Copy the listing below in full and skip every picture.

___ Entries supplied ___

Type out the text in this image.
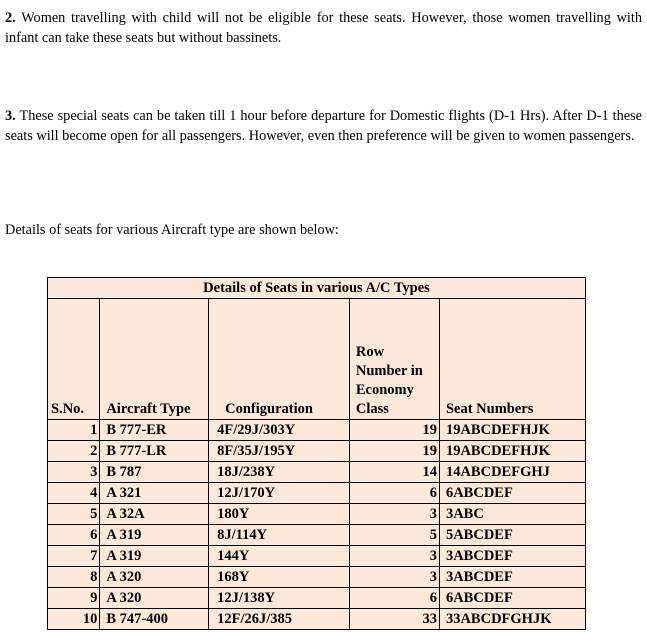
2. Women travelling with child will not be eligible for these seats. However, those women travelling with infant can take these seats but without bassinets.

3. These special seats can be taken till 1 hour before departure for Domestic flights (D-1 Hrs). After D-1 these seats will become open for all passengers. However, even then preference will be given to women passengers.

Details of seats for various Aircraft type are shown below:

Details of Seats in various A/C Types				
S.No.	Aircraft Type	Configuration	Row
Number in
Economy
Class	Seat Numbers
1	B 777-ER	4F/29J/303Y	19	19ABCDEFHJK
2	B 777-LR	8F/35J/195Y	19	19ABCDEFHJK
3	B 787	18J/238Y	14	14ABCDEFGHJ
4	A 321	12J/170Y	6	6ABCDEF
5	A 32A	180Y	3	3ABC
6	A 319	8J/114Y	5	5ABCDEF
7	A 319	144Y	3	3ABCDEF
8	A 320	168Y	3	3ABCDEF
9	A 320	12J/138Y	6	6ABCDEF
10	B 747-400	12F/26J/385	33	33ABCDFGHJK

___

• Solution to this exercise:
Type out the text in this image.
2. Women travelling with child will not be eligible for these seats. However, those women travelling with infant can take these seats but without bassinets.

3. These special seats can be taken till 1 hour before departure for Domestic flights (D-1 Hrs). After D-1 these seats will become open for all passengers. However, even then preference will be given to women passengers.

Details of seats for various Aircraft type are shown below:

Details of Seats in various A/C Types				
S.No.	Aircraft Type	Configuration	Row
Number in
Economy
Class	Seat Numbers
1	B 777-ER	4F/29J/303Y	19	19ABCDEFHJK
2	B 777-LR	8F/35J/195Y	19	19ABCDEFHJK
3	B 787	18J/238Y	14	14ABCDEFGHJ
4	A 321	12J/170Y	6	6ABCDEF
5	A 32A	180Y	3	3ABC
6	A 319	8J/114Y	5	5ABCDEF
7	A 319	144Y	3	3ABCDEF
8	A 320	168Y	3	3ABCDEF
9	A 320	12J/138Y	6	6ABCDEF
10	B 747-400	12F/26J/385	33	33ABCDFGHJK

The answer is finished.